*Set problem*
Transcribe the entries exactly; images are not part of the copy.

*Provided records*
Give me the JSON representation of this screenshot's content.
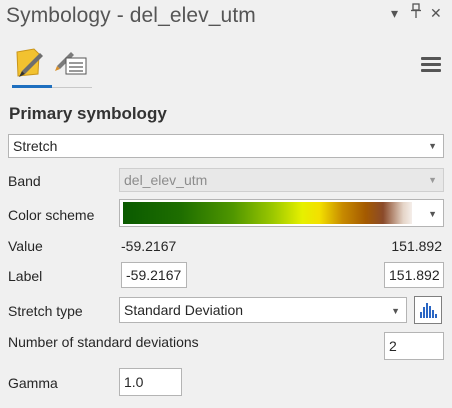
{
  "header": {
    "title": "Symbology - del_elev_utm",
    "dropdown_icon": "▾",
    "pin_icon": "ᵖ",
    "close_icon": "✕"
  },
  "tabs": [
    {
      "icon": "primary-symbology-icon",
      "active": true
    },
    {
      "icon": "symbology-properties-icon",
      "active": false
    }
  ],
  "menu_icon": "hamburger-menu-icon",
  "section": {
    "title": "Primary symbology"
  },
  "renderer": {
    "value": "Stretch"
  },
  "band": {
    "label": "Band",
    "value": "del_elev_utm"
  },
  "color_scheme": {
    "label": "Color scheme"
  },
  "value_row": {
    "label": "Value",
    "min": "-59.2167",
    "max": "151.892"
  },
  "label_row": {
    "label": "Label",
    "min": "-59.2167",
    "max": "151.892"
  },
  "stretch_type": {
    "label": "Stretch type",
    "value": "Standard Deviation"
  },
  "std_dev": {
    "label": "Number of standard deviations",
    "value": "2"
  },
  "gamma": {
    "label": "Gamma",
    "value": "1.0"
  },
  "colors": {
    "accent": "#1e6fbf",
    "background": "#f0f0f0"
  }
}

*Expected answer*
Give me the JSON representation of this screenshot's content.
{
  "header": {
    "title": "Symbology - del_elev_utm",
    "dropdown_icon": "▾",
    "pin_icon": "ᵖ",
    "close_icon": "✕"
  },
  "tabs": [
    {
      "icon": "primary-symbology-icon",
      "active": true
    },
    {
      "icon": "symbology-properties-icon",
      "active": false
    }
  ],
  "menu_icon": "hamburger-menu-icon",
  "section": {
    "title": "Primary symbology"
  },
  "renderer": {
    "value": "Stretch"
  },
  "band": {
    "label": "Band",
    "value": "del_elev_utm"
  },
  "color_scheme": {
    "label": "Color scheme"
  },
  "value_row": {
    "label": "Value",
    "min": "-59.2167",
    "max": "151.892"
  },
  "label_row": {
    "label": "Label",
    "min": "-59.2167",
    "max": "151.892"
  },
  "stretch_type": {
    "label": "Stretch type",
    "value": "Standard Deviation"
  },
  "std_dev": {
    "label": "Number of standard deviations",
    "value": "2"
  },
  "gamma": {
    "label": "Gamma",
    "value": "1.0"
  },
  "colors": {
    "accent": "#1e6fbf",
    "background": "#f0f0f0"
  }
}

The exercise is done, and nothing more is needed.